What is asked - All entries should be output exactly as they stand.

================

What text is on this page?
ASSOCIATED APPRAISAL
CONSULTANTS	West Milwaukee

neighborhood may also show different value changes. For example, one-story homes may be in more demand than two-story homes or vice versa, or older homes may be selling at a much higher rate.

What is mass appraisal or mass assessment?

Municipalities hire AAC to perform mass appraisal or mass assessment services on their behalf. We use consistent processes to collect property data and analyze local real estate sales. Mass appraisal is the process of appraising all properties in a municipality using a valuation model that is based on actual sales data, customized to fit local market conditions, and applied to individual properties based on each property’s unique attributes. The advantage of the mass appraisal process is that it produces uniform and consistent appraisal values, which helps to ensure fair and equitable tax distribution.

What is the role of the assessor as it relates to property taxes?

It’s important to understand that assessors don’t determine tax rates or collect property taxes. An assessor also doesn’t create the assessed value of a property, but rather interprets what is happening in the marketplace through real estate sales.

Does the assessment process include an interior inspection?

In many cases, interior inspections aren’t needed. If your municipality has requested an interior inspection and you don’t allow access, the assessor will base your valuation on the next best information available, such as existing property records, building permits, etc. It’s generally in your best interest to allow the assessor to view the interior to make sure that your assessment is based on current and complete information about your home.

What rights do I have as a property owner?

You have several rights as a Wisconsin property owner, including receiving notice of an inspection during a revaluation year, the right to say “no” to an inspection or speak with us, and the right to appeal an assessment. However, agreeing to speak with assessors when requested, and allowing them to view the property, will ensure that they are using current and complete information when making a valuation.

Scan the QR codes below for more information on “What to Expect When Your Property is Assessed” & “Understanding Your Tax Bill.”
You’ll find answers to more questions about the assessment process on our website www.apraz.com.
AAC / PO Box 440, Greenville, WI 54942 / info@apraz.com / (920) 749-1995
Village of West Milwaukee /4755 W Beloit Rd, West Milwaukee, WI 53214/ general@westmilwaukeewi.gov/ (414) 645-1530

================

Result of the exercise -
What text is on this page?
ASSOCIATED APPRAISAL
CONSULTANTS	West Milwaukee

neighborhood may also show different value changes. For example, one-story homes may be in more demand than two-story homes or vice versa, or older homes may be selling at a much higher rate.

What is mass appraisal or mass assessment?

Municipalities hire AAC to perform mass appraisal or mass assessment services on their behalf. We use consistent processes to collect property data and analyze local real estate sales. Mass appraisal is the process of appraising all properties in a municipality using a valuation model that is based on actual sales data, customized to fit local market conditions, and applied to individual properties based on each property’s unique attributes. The advantage of the mass appraisal process is that it produces uniform and consistent appraisal values, which helps to ensure fair and equitable tax distribution.

What is the role of the assessor as it relates to property taxes?

It’s important to understand that assessors don’t determine tax rates or collect property taxes. An assessor also doesn’t create the assessed value of a property, but rather interprets what is happening in the marketplace through real estate sales.

Does the assessment process include an interior inspection?

In many cases, interior inspections aren’t needed. If your municipality has requested an interior inspection and you don’t allow access, the assessor will base your valuation on the next best information available, such as existing property records, building permits, etc. It’s generally in your best interest to allow the assessor to view the interior to make sure that your assessment is based on current and complete information about your home.

What rights do I have as a property owner?

You have several rights as a Wisconsin property owner, including receiving notice of an inspection during a revaluation year, the right to say “no” to an inspection or speak with us, and the right to appeal an assessment. However, agreeing to speak with assessors when requested, and allowing them to view the property, will ensure that they are using current and complete information when making a valuation.

Scan the QR codes below for more information on “What to Expect When Your Property is Assessed” & “Understanding Your Tax Bill.”
You’ll find answers to more questions about the assessment process on our website www.apraz.com.
AAC / PO Box 440, Greenville, WI 54942 / info@apraz.com / (920) 749-1995
Village of West Milwaukee /4755 W Beloit Rd, West Milwaukee, WI 53214/ general@westmilwaukeewi.gov/ (414) 645-1530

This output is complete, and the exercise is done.